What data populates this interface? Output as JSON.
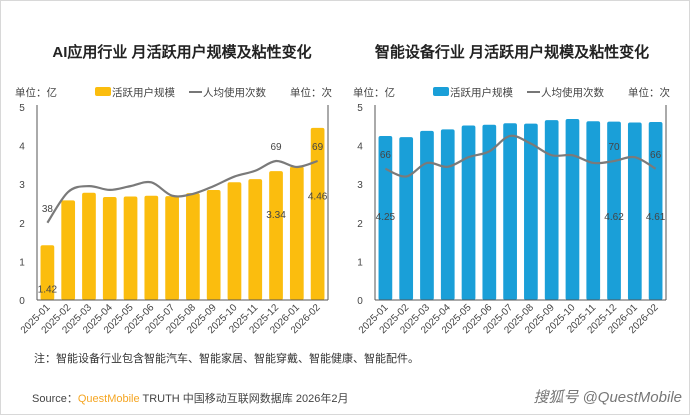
{
  "chart_data": [
    {
      "type": "bar+line",
      "title": "AI应用行业 月活跃用户规模及粘性变化",
      "ylabel_left": "单位：亿",
      "ylabel_right": "单位：次",
      "legend": [
        "活跃用户规模",
        "人均使用次数"
      ],
      "categories": [
        "2025-01",
        "2025-02",
        "2025-03",
        "2025-04",
        "2025-05",
        "2025-06",
        "2025-07",
        "2025-08",
        "2025-09",
        "2025-10",
        "2025-11",
        "2025-12",
        "2026-01",
        "2026-02"
      ],
      "ylim": [
        0,
        5
      ],
      "yticks": [
        "0",
        "1",
        "2",
        "3",
        "4",
        "5"
      ],
      "y2lim": [
        -0.75,
        96.1
      ],
      "bar_color": "#fbbd0e",
      "series": [
        {
          "name": "活跃用户规模",
          "type": "bar",
          "values": [
            1.42,
            2.58,
            2.78,
            2.67,
            2.68,
            2.7,
            2.69,
            2.77,
            2.85,
            3.05,
            3.13,
            3.34,
            3.46,
            4.46
          ]
        },
        {
          "name": "人均使用次数",
          "type": "line",
          "values": [
            38,
            53.5,
            56.4,
            54.5,
            56.4,
            58.3,
            51.6,
            52.5,
            56.4,
            61.2,
            64.1,
            69,
            66,
            69
          ]
        }
      ],
      "bar_labels": {
        "0": "1.42",
        "11": "3.34",
        "13": "4.46"
      },
      "line_labels": {
        "0": "38",
        "11": "69",
        "13": "69"
      }
    },
    {
      "type": "bar+line",
      "title": "智能设备行业 月活跃用户规模及粘性变化",
      "ylabel_left": "单位：亿",
      "ylabel_right": "单位：次",
      "legend": [
        "活跃用户规模",
        "人均使用次数"
      ],
      "categories": [
        "2025-01",
        "2025-02",
        "2025-03",
        "2025-04",
        "2025-05",
        "2025-06",
        "2025-07",
        "2025-08",
        "2025-09",
        "2025-10",
        "2025-11",
        "2025-12",
        "2026-01",
        "2026-02"
      ],
      "ylim": [
        0,
        5
      ],
      "yticks": [
        "0",
        "1",
        "2",
        "3",
        "4",
        "5"
      ],
      "y2lim": [
        -2,
        98
      ],
      "bar_color": "#1a9fd8",
      "series": [
        {
          "name": "活跃用户规模",
          "type": "bar",
          "values": [
            4.25,
            4.22,
            4.38,
            4.42,
            4.52,
            4.54,
            4.58,
            4.57,
            4.66,
            4.69,
            4.63,
            4.62,
            4.6,
            4.61
          ]
        },
        {
          "name": "人均使用次数",
          "type": "line",
          "values": [
            66,
            62,
            69,
            67,
            72,
            75,
            83,
            79,
            73,
            73,
            69,
            70,
            72,
            66
          ]
        }
      ],
      "bar_labels": {
        "0": "4.25",
        "11": "4.62",
        "13": "4.61"
      },
      "line_labels": {
        "0": "66",
        "11": "70",
        "13": "66"
      }
    }
  ],
  "footer": {
    "note": "注：智能设备行业包含智能汽车、智能家居、智能穿戴、智能健康、智能配件。",
    "source_prefix": "Source：",
    "source_brand": "QuestMobile",
    "source_rest": " TRUTH 中国移动互联网数据库 2026年2月",
    "watermark": "搜狐号 @QuestMobile"
  }
}
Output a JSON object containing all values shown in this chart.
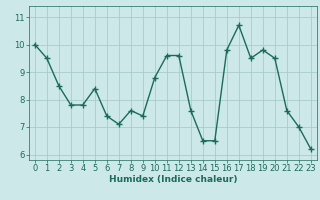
********
§ THE EXERCISE:
Can you restate all the records above word for word while dropping the pictures?

§ THE RESULT:
What data populates this interface? Output as JSON.
{
  "chart_data": [
    {
      "type": "bar+line",
      "title": "AI应用行业 月活跃用户规模及粘性变化",
      "ylabel_left": "单位：亿",
      "ylabel_right": "单位：次",
      "legend": [
        "活跃用户规模",
        "人均使用次数"
      ],
      "categories": [
        "2025-01",
        "2025-02",
        "2025-03",
        "2025-04",
        "2025-05",
        "2025-06",
        "2025-07",
        "2025-08",
        "2025-09",
        "2025-10",
        "2025-11",
        "2025-12",
        "2026-01",
        "2026-02"
      ],
      "ylim": [
        0,
        5
      ],
      "yticks": [
        "0",
        "1",
        "2",
        "3",
        "4",
        "5"
      ],
      "y2lim": [
        -0.75,
        96.1
      ],
      "bar_color": "#fbbd0e",
      "series": [
        {
          "name": "活跃用户规模",
          "type": "bar",
          "values": [
            1.42,
            2.58,
            2.78,
            2.67,
            2.68,
            2.7,
            2.69,
            2.77,
            2.85,
            3.05,
            3.13,
            3.34,
            3.46,
            4.46
          ]
        },
        {
          "name": "人均使用次数",
          "type": "line",
          "values": [
            38,
            53.5,
            56.4,
            54.5,
            56.4,
            58.3,
            51.6,
            52.5,
            56.4,
            61.2,
            64.1,
            69,
            66,
            69
          ]
        }
      ],
      "bar_labels": {
        "0": "1.42",
        "11": "3.34",
        "13": "4.46"
      },
      "line_labels": {
        "0": "38",
        "11": "69",
        "13": "69"
      }
    },
    {
      "type": "bar+line",
      "title": "智能设备行业 月活跃用户规模及粘性变化",
      "ylabel_left": "单位：亿",
      "ylabel_right": "单位：次",
      "legend": [
        "活跃用户规模",
        "人均使用次数"
      ],
      "categories": [
        "2025-01",
        "2025-02",
        "2025-03",
        "2025-04",
        "2025-05",
        "2025-06",
        "2025-07",
        "2025-08",
        "2025-09",
        "2025-10",
        "2025-11",
        "2025-12",
        "2026-01",
        "2026-02"
      ],
      "ylim": [
        0,
        5
      ],
      "yticks": [
        "0",
        "1",
        "2",
        "3",
        "4",
        "5"
      ],
      "y2lim": [
        -2,
        98
      ],
      "bar_color": "#1a9fd8",
      "series": [
        {
          "name": "活跃用户规模",
          "type": "bar",
          "values": [
            4.25,
            4.22,
            4.38,
            4.42,
            4.52,
            4.54,
            4.58,
            4.57,
            4.66,
            4.69,
            4.63,
            4.62,
            4.6,
            4.61
          ]
        },
        {
          "name": "人均使用次数",
          "type": "line",
          "values": [
            66,
            62,
            69,
            67,
            72,
            75,
            83,
            79,
            73,
            73,
            69,
            70,
            72,
            66
          ]
        }
      ],
      "bar_labels": {
        "0": "4.25",
        "11": "4.62",
        "13": "4.61"
      },
      "line_labels": {
        "0": "66",
        "11": "70",
        "13": "66"
      }
    }
  ],
  "footer": {
    "note": "注：智能设备行业包含智能汽车、智能家居、智能穿戴、智能健康、智能配件。",
    "source_prefix": "Source：",
    "source_brand": "QuestMobile",
    "source_rest": " TRUTH 中国移动互联网数据库 2026年2月",
    "watermark": "搜狐号 @QuestMobile"
  }
}
Output a JSON object containing all values shown in this chart.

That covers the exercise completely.